In the material below, find all lines with the string "Memory" and copy them.

» **Dataset entries on figures**
## begin
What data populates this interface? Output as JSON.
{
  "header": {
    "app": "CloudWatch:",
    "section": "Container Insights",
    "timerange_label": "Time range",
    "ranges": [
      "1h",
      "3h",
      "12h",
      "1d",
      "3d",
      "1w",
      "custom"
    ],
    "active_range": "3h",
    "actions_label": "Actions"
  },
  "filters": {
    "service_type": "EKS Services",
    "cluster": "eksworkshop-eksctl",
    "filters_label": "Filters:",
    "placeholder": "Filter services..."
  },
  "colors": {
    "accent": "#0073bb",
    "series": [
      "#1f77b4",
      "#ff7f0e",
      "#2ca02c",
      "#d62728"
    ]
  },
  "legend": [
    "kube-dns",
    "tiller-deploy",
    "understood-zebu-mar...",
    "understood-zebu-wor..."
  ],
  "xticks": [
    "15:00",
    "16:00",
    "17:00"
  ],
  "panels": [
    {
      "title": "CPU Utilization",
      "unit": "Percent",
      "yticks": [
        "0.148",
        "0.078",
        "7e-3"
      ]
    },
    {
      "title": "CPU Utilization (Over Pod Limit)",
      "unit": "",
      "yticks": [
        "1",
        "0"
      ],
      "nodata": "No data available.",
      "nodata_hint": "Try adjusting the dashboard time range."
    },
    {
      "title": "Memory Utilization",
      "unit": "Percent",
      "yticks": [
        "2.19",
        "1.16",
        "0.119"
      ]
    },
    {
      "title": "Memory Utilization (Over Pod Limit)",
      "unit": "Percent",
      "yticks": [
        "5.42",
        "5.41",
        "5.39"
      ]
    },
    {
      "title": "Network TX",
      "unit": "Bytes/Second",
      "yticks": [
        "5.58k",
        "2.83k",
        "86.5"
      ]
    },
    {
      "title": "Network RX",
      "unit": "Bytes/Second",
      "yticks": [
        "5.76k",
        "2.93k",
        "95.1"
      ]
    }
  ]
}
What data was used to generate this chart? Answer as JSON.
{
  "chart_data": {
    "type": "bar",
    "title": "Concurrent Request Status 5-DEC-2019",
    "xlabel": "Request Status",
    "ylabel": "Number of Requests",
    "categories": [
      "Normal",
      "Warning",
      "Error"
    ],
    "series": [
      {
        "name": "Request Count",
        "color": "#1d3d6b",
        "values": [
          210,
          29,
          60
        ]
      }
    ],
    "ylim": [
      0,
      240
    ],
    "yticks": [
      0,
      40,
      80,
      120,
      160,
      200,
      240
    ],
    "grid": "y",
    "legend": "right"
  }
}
## end
» **WRITTEN RESPONSE**
      "title": "Memory Utilization",
      "title": "Memory Utilization (Over Pod Limit)",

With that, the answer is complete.